**The task**
Gather every line in the records below that contains the word "Open".

**Records from a data collection**
◆ ◆ ◆ ◆ ◆ ◆ ◆

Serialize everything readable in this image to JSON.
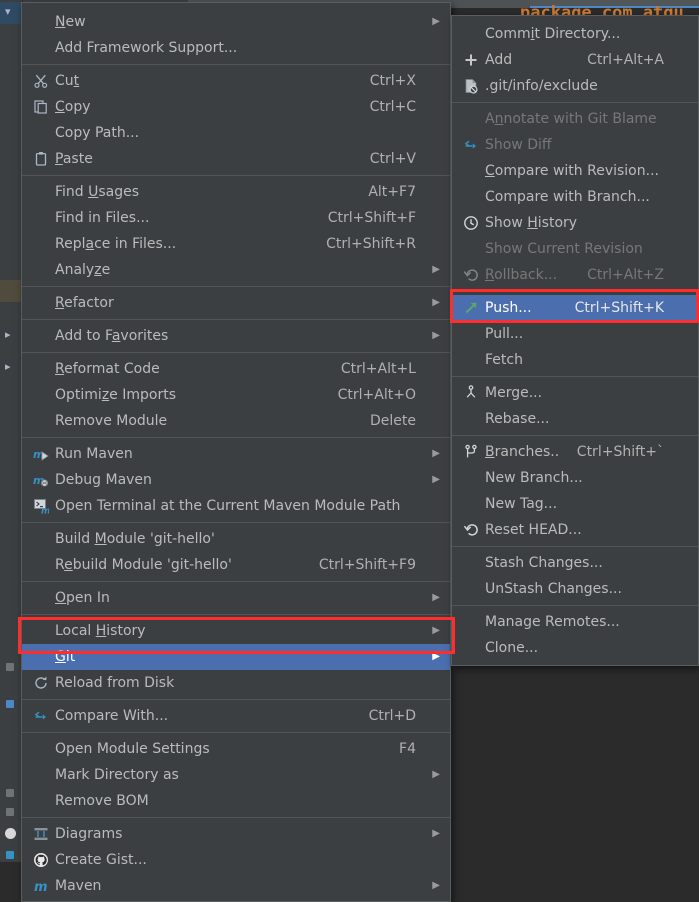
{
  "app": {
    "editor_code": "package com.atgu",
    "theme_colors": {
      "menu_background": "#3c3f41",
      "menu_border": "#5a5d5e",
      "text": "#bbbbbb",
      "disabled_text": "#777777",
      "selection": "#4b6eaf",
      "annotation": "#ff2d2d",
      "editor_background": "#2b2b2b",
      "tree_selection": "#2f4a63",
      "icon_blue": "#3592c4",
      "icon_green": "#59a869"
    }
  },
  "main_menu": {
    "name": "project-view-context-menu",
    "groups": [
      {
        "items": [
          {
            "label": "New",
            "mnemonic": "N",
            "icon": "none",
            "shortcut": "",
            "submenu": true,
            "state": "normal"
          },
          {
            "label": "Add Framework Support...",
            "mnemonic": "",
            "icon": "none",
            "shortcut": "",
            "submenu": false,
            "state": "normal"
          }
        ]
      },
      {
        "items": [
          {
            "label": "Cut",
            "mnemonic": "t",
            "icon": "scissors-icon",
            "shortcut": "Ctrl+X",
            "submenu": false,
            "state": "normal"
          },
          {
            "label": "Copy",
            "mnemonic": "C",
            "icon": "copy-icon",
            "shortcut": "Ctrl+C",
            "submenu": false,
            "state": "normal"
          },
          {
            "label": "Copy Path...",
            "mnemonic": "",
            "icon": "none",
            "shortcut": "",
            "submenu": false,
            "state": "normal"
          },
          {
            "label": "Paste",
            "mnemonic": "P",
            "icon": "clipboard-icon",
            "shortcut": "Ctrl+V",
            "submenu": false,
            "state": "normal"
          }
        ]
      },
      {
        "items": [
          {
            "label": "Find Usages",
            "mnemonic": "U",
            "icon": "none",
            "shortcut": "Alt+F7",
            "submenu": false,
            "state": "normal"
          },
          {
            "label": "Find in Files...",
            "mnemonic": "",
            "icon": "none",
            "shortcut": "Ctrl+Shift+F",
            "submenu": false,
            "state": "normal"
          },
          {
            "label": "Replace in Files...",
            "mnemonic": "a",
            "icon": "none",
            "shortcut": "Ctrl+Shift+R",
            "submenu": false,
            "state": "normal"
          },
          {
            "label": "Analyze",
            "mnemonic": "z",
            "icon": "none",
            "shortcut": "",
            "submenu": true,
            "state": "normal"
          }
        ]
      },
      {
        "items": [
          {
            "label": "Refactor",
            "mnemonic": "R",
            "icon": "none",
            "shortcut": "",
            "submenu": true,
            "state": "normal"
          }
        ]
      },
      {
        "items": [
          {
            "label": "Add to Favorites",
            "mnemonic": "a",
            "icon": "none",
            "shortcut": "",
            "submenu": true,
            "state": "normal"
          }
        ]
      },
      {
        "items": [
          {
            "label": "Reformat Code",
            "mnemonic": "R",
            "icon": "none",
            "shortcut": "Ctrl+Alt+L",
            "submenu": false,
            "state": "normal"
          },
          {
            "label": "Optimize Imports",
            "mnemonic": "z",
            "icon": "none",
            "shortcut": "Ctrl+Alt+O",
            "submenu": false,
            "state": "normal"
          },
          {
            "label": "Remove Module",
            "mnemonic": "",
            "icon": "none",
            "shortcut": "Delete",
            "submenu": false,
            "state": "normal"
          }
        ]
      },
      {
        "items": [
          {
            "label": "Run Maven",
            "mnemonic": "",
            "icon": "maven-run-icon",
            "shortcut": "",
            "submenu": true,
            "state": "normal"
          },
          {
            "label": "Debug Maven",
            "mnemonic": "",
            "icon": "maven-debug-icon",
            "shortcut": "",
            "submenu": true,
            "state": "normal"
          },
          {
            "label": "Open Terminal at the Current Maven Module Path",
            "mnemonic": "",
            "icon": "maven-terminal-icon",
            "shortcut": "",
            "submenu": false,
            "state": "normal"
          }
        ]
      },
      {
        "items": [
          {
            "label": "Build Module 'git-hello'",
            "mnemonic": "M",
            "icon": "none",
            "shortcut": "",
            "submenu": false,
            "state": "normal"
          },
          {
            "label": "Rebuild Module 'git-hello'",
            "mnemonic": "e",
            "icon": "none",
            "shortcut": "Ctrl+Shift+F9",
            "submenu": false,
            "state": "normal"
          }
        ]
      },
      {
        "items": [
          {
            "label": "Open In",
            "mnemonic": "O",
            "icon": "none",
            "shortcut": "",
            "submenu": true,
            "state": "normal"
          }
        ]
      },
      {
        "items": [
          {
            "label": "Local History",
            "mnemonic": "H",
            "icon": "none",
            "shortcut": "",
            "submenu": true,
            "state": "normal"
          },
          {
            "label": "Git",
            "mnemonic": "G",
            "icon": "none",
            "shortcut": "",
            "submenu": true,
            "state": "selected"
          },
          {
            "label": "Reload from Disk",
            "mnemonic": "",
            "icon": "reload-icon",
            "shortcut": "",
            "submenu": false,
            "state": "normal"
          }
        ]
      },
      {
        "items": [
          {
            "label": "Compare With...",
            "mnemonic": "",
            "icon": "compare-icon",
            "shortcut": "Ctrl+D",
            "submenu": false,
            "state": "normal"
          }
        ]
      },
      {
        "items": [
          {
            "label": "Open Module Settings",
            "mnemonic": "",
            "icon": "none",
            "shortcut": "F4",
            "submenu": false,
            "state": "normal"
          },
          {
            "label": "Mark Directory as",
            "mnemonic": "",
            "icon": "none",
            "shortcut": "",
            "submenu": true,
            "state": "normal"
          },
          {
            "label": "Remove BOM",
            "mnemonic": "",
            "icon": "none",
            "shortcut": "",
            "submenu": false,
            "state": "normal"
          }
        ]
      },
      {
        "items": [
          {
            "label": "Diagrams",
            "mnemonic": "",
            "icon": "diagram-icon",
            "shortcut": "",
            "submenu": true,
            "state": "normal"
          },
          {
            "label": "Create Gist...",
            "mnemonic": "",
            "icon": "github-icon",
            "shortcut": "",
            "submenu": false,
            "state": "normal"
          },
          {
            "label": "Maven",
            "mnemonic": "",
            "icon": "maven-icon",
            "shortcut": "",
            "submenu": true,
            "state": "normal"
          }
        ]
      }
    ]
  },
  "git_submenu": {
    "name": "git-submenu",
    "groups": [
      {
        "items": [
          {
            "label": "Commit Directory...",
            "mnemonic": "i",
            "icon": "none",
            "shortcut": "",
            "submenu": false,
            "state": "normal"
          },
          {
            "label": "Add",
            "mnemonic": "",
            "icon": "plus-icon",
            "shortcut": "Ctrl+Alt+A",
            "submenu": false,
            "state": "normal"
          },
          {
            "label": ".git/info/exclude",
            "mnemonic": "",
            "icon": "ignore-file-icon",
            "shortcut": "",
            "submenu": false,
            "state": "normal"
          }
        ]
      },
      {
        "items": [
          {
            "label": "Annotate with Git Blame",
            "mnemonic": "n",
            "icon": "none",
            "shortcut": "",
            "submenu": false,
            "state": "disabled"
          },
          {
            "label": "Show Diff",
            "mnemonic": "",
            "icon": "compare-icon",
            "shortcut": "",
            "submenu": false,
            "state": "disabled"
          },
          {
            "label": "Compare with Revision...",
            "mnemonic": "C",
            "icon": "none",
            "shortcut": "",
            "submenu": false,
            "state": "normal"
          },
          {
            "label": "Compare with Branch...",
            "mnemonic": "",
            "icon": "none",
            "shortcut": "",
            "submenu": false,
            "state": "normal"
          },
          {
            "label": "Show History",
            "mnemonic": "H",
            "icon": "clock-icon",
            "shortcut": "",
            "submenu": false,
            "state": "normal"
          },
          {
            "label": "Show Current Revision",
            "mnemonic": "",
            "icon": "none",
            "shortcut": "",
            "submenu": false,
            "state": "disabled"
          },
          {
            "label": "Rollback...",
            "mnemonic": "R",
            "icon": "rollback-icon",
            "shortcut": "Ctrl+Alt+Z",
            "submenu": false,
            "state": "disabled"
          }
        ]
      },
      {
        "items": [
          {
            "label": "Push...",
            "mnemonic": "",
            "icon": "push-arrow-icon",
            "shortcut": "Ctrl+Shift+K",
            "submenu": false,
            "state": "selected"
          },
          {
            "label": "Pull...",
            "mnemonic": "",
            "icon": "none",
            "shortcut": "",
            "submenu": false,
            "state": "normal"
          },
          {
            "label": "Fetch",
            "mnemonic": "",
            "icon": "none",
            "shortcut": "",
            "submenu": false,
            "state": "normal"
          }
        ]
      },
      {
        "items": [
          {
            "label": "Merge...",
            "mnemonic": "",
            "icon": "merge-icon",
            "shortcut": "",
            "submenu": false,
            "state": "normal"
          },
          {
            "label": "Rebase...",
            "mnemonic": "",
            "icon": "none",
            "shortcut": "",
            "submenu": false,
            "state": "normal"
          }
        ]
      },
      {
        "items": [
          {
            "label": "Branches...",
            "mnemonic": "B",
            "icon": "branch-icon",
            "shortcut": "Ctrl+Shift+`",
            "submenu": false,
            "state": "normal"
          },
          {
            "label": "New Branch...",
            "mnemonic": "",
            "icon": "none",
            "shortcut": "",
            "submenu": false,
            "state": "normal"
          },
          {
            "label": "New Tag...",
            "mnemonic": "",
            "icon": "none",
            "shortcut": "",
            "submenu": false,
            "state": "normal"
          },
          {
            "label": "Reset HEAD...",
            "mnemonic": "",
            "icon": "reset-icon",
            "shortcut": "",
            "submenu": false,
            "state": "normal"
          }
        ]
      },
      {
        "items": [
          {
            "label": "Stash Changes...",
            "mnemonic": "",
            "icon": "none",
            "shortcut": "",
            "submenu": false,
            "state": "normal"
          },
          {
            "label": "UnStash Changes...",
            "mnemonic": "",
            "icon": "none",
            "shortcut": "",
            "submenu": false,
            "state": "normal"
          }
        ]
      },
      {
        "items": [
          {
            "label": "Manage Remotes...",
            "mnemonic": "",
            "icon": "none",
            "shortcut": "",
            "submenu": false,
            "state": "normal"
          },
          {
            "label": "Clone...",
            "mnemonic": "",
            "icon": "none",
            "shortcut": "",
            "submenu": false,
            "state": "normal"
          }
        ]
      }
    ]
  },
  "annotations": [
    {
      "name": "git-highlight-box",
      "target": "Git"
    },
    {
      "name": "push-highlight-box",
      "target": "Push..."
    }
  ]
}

◆ ◆ ◆ ◆ ◆ ◆ ◆

**Correct response**
            "label": "Open Terminal at the Current Maven Module Path",
            "label": "Open In",
            "label": "Open Module Settings",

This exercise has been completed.